=== Task statement ===
Exclude the pictures and reproduce the remaining data exactly as written.

++++++

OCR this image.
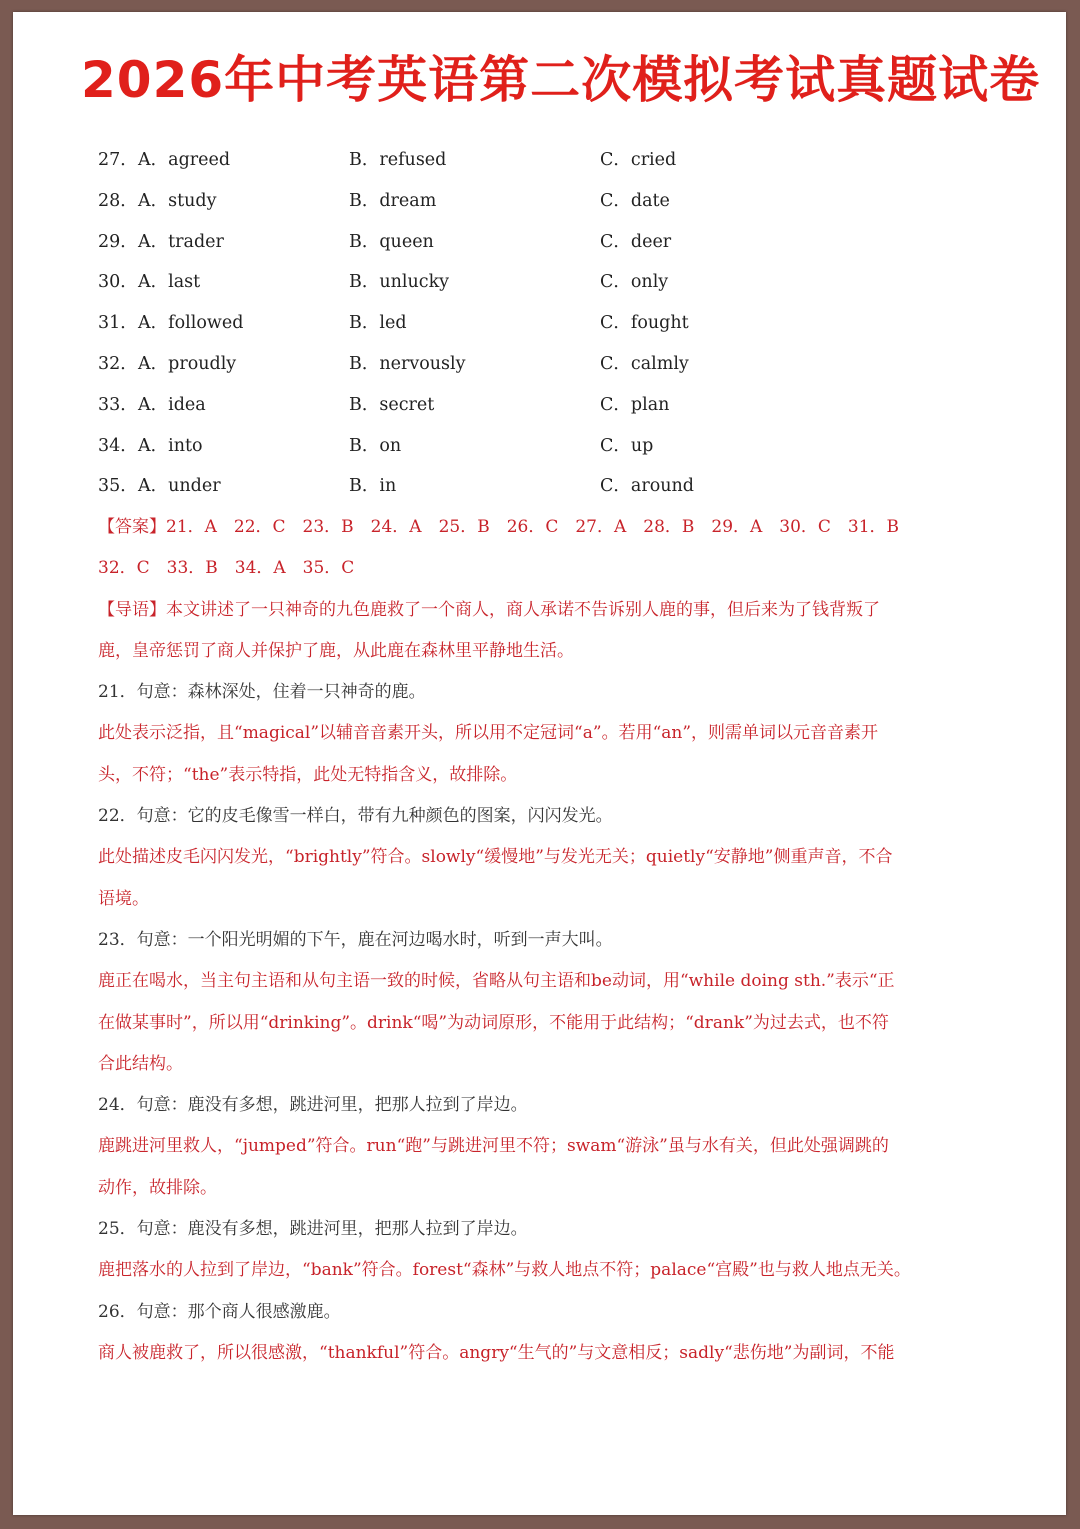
2026年中考英语第二次模拟考试真题试卷
27． A．agreed	B．refused	C．cried
28． A．study	B．dream	C．date
29． A．trader	B．queen	C．deer
30． A．last	B．unlucky	C．only
31． A．followed	B．led	C．fought
32． A．proudly	B．nervously	C．calmly
33． A．idea	B．secret	C．plan
34． A．into	B．on	C．up
35． A．under	B．in	C．around
【答案】21．A　22．C　23．B　24．A　25．B　26．C　27．A　28．B　29．A　30．C　31．B
32．C　33．B　34．A　35．C
【导语】本文讲述了一只神奇的九色鹿救了一个商人，商人承诺不告诉别人鹿的事，但后来为了钱背叛了
鹿，皇帝惩罚了商人并保护了鹿，从此鹿在森林里平静地生活。
21．句意：森林深处，住着一只神奇的鹿。
此处表示泛指，且“magical”以辅音音素开头，所以用不定冠词“a”。若用“an”，则需单词以元音音素开
头，不符；“the”表示特指，此处无特指含义，故排除。
22．句意：它的皮毛像雪一样白，带有九种颜色的图案，闪闪发光。
此处描述皮毛闪闪发光，“brightly”符合。slowly“缓慢地”与发光无关；quietly“安静地”侧重声音，不合
语境。
23．句意：一个阳光明媚的下午，鹿在河边喝水时，听到一声大叫。
鹿正在喝水，当主句主语和从句主语一致的时候，省略从句主语和be动词，用“while doing sth.”表示“正
在做某事时”，所以用“drinking”。drink“喝”为动词原形，不能用于此结构；“drank”为过去式，也不符
合此结构。
24．句意：鹿没有多想，跳进河里，把那人拉到了岸边。
鹿跳进河里救人，“jumped”符合。run“跑”与跳进河里不符；swam“游泳”虽与水有关，但此处强调跳的
动作，故排除。
25．句意：鹿没有多想，跳进河里，把那人拉到了岸边。
鹿把落水的人拉到了岸边，“bank”符合。forest“森林”与救人地点不符；palace“宫殿”也与救人地点无关。
26．句意：那个商人很感激鹿。
商人被鹿救了，所以很感激，“thankful”符合。angry“生气的”与文意相反；sadly“悲伤地”为副词，不能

++++++

=== Right answer ===
OCR this image.
2026年中考英语第二次模拟考试真题试卷
27． A．agreed	B．refused	C．cried
28． A．study	B．dream	C．date
29． A．trader	B．queen	C．deer
30． A．last	B．unlucky	C．only
31． A．followed	B．led	C．fought
32． A．proudly	B．nervously	C．calmly
33． A．idea	B．secret	C．plan
34． A．into	B．on	C．up
35． A．under	B．in	C．around
【答案】21．A　22．C　23．B　24．A　25．B　26．C　27．A　28．B　29．A　30．C　31．B
32．C　33．B　34．A　35．C
【导语】本文讲述了一只神奇的九色鹿救了一个商人，商人承诺不告诉别人鹿的事，但后来为了钱背叛了
鹿，皇帝惩罚了商人并保护了鹿，从此鹿在森林里平静地生活。
21．句意：森林深处，住着一只神奇的鹿。
此处表示泛指，且“magical”以辅音音素开头，所以用不定冠词“a”。若用“an”，则需单词以元音音素开
头，不符；“the”表示特指，此处无特指含义，故排除。
22．句意：它的皮毛像雪一样白，带有九种颜色的图案，闪闪发光。
此处描述皮毛闪闪发光，“brightly”符合。slowly“缓慢地”与发光无关；quietly“安静地”侧重声音，不合
语境。
23．句意：一个阳光明媚的下午，鹿在河边喝水时，听到一声大叫。
鹿正在喝水，当主句主语和从句主语一致的时候，省略从句主语和be动词，用“while doing sth.”表示“正
在做某事时”，所以用“drinking”。drink“喝”为动词原形，不能用于此结构；“drank”为过去式，也不符
合此结构。
24．句意：鹿没有多想，跳进河里，把那人拉到了岸边。
鹿跳进河里救人，“jumped”符合。run“跑”与跳进河里不符；swam“游泳”虽与水有关，但此处强调跳的
动作，故排除。
25．句意：鹿没有多想，跳进河里，把那人拉到了岸边。
鹿把落水的人拉到了岸边，“bank”符合。forest“森林”与救人地点不符；palace“宫殿”也与救人地点无关。
26．句意：那个商人很感激鹿。
商人被鹿救了，所以很感激，“thankful”符合。angry“生气的”与文意相反；sadly“悲伤地”为副词，不能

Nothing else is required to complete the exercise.